THE REQUEST:
Identify every line in the records below that contains the word "Bestimmungen", and reproduce each one.

--- DATA ---

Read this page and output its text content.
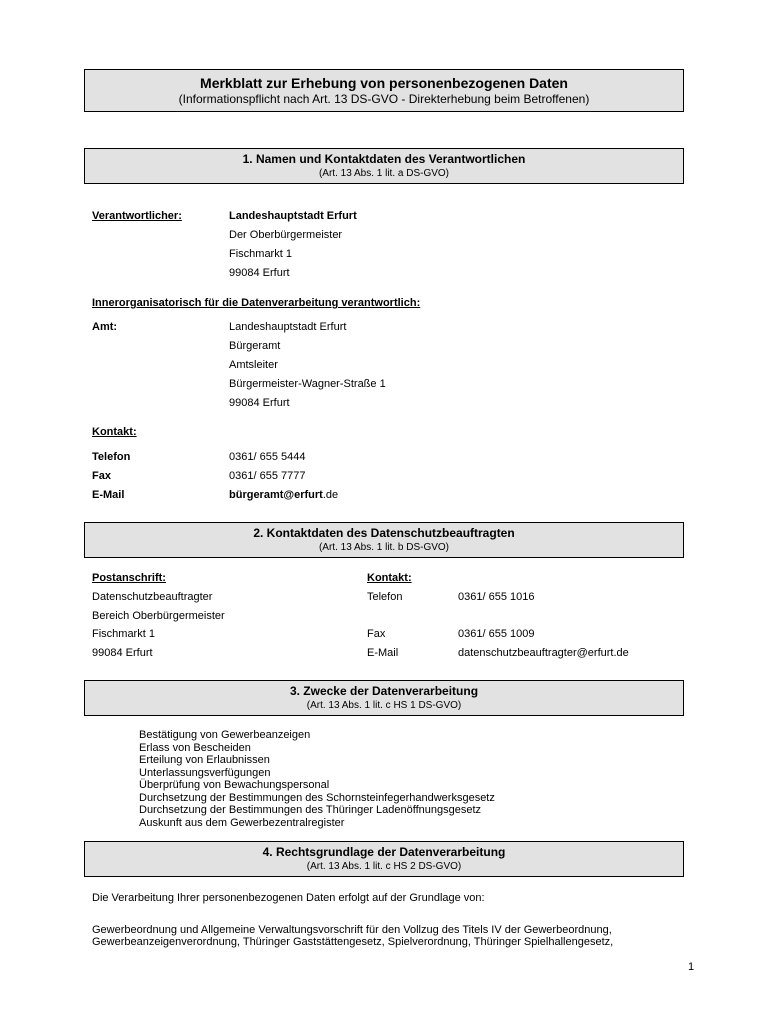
Merkblatt zur Erhebung von personenbezogenen Daten
(Informationspflicht nach Art. 13 DS-GVO - Direkterhebung beim Betroffenen)
1. Namen und Kontaktdaten des Verantwortlichen
(Art. 13 Abs. 1 lit. a DS-GVO)
Verantwortlicher:	Landeshauptstadt Erfurt
Der Oberbürgermeister
Fischmarkt 1
99084 Erfurt
Innerorganisatorisch für die Datenverarbeitung verantwortlich:
Amt:	Landeshauptstadt Erfurt
Bürgeramt
Amtsleiter
Bürgermeister-Wagner-Straße 1
99084 Erfurt
Kontakt:
Telefon	0361/ 655 5444
Fax	0361/ 655 7777
E-Mail	bürgeramt@erfurt.de
2. Kontaktdaten des Datenschutzbeauftragten
(Art. 13 Abs. 1 lit. b DS-GVO)
Postanschrift:	Kontakt:
Datenschutzbeauftragter	Telefon	0361/ 655 1016
Bereich Oberbürgermeister
Fischmarkt 1	Fax	0361/ 655 1009
99084 Erfurt	E-Mail	datenschutzbeauftragter@erfurt.de
3. Zwecke der Datenverarbeitung
(Art. 13 Abs. 1 lit. c HS 1 DS-GVO)
Bestätigung von Gewerbeanzeigen
Erlass von Bescheiden
Erteilung von Erlaubnissen
Unterlassungsverfügungen
Überprüfung von Bewachungspersonal
Durchsetzung der Bestimmungen des Schornsteinfegerhandwerksgesetz
Durchsetzung der Bestimmungen des Thüringer Ladenöffnungsgesetz
Auskunft aus dem Gewerbezentralregister
4. Rechtsgrundlage der Datenverarbeitung
(Art. 13 Abs. 1 lit. c HS 2 DS-GVO)
Die Verarbeitung Ihrer personenbezogenen Daten erfolgt auf der Grundlage von:
Gewerbeordnung und Allgemeine Verwaltungsvorschrift für den Vollzug des Titels IV der Gewerbeordnung,
Gewerbeanzeigenverordnung, Thüringer Gaststättengesetz, Spielverordnung, Thüringer Spielhallengesetz,
1
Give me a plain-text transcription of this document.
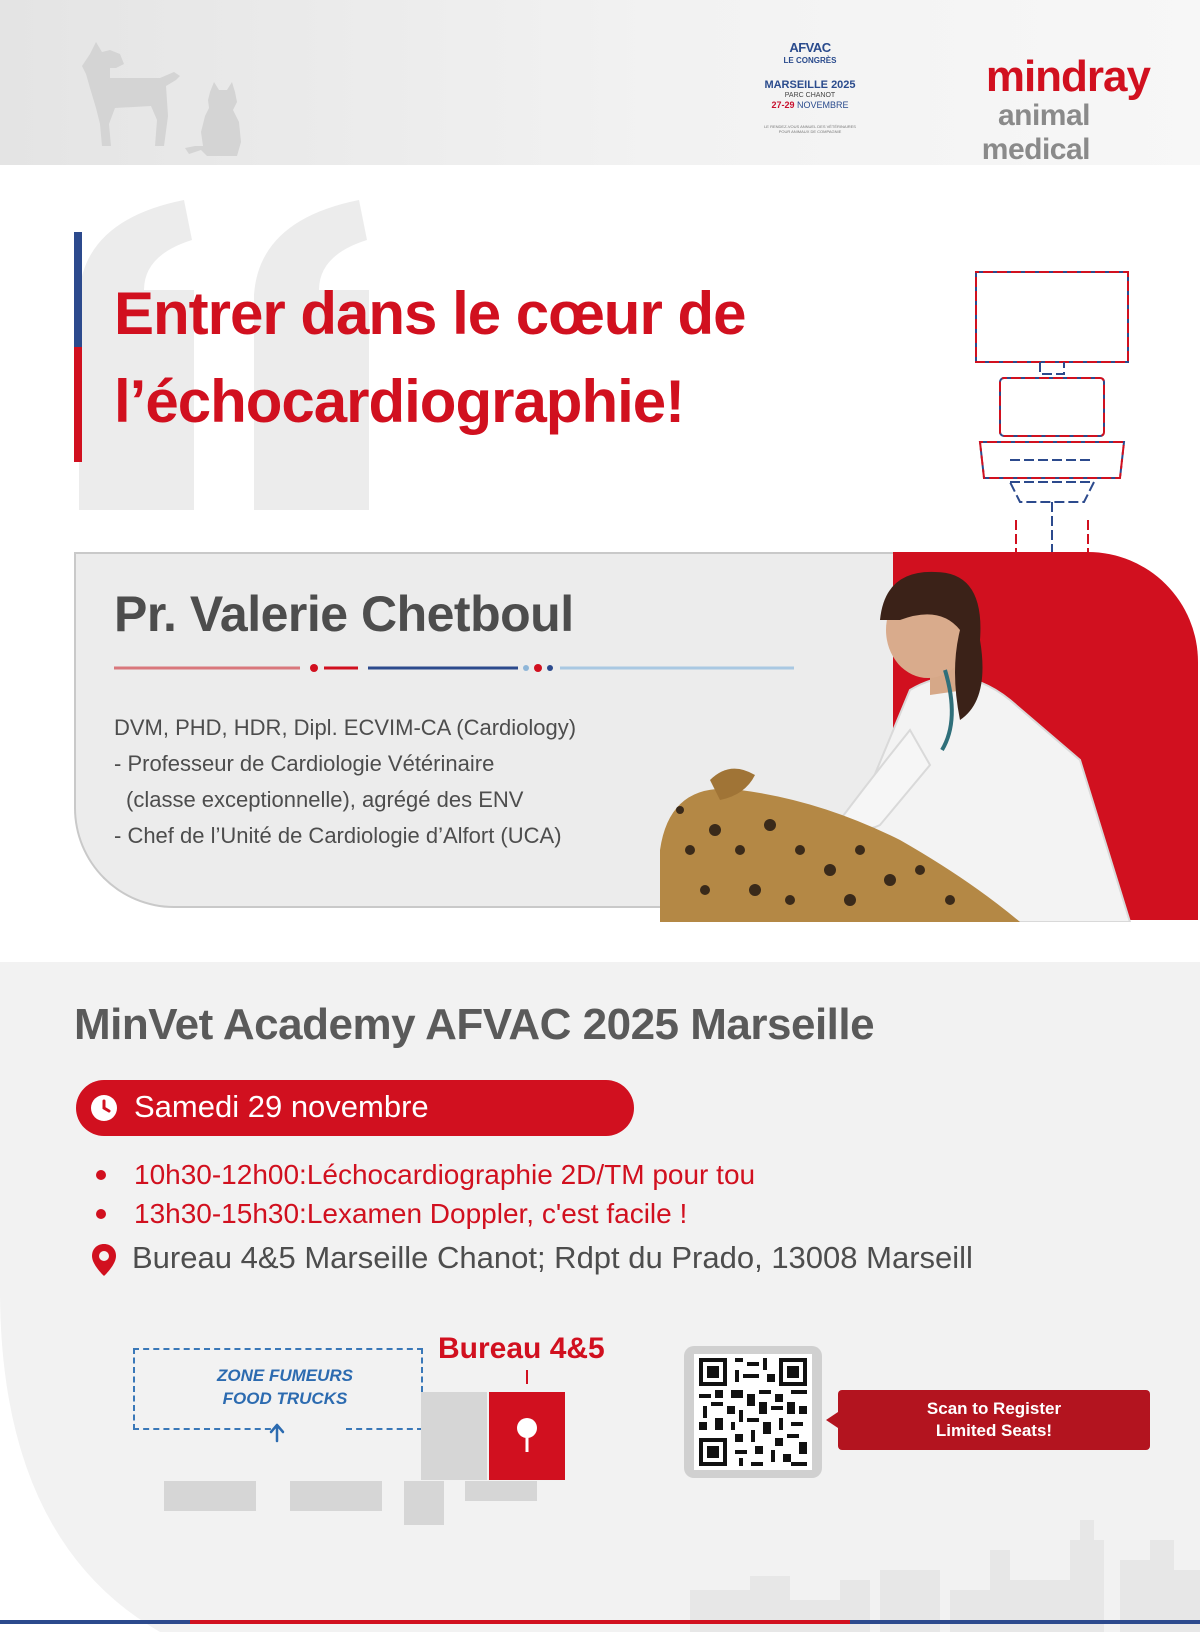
AFVAC
LE CONGRÈS
MARSEILLE 2025
PARC CHANOT
27-29 NOVEMBRE
LE RENDEZ-VOUS ANNUEL DES VÉTÉRINAIRES
POUR ANIMAUX DE COMPAGNIE
mindray
animal medical
Entrer dans le cœur de
l’échocardiographie!
Pr. Valerie Chetboul
DVM, PHD, HDR, Dipl. ECVIM-CA (Cardiology)
- Professeur de Cardiologie Vétérinaire
(classe exceptionnelle), agrégé des ENV
- Chef de l’Unité de Cardiologie d’Alfort (UCA)
MinVet Academy AFVAC 2025 Marseille
Samedi 29 novembre
10h30-12h00:Léchocardiographie 2D/TM pour tou
13h30-15h30:Lexamen Doppler, c'est facile !
Bureau 4&5 Marseille Chanot; Rdpt du Prado, 13008 Marseill
ZONE FUMEURS
FOOD TRUCKS
Bureau 4&5
Scan to Register
Limited Seats!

---

WORKED SOLUTION:
Durchsetzung der Bestimmungen des Schornsteinfegerhandwerksgesetz
Durchsetzung der Bestimmungen des Thüringer Ladenöffnungsgesetz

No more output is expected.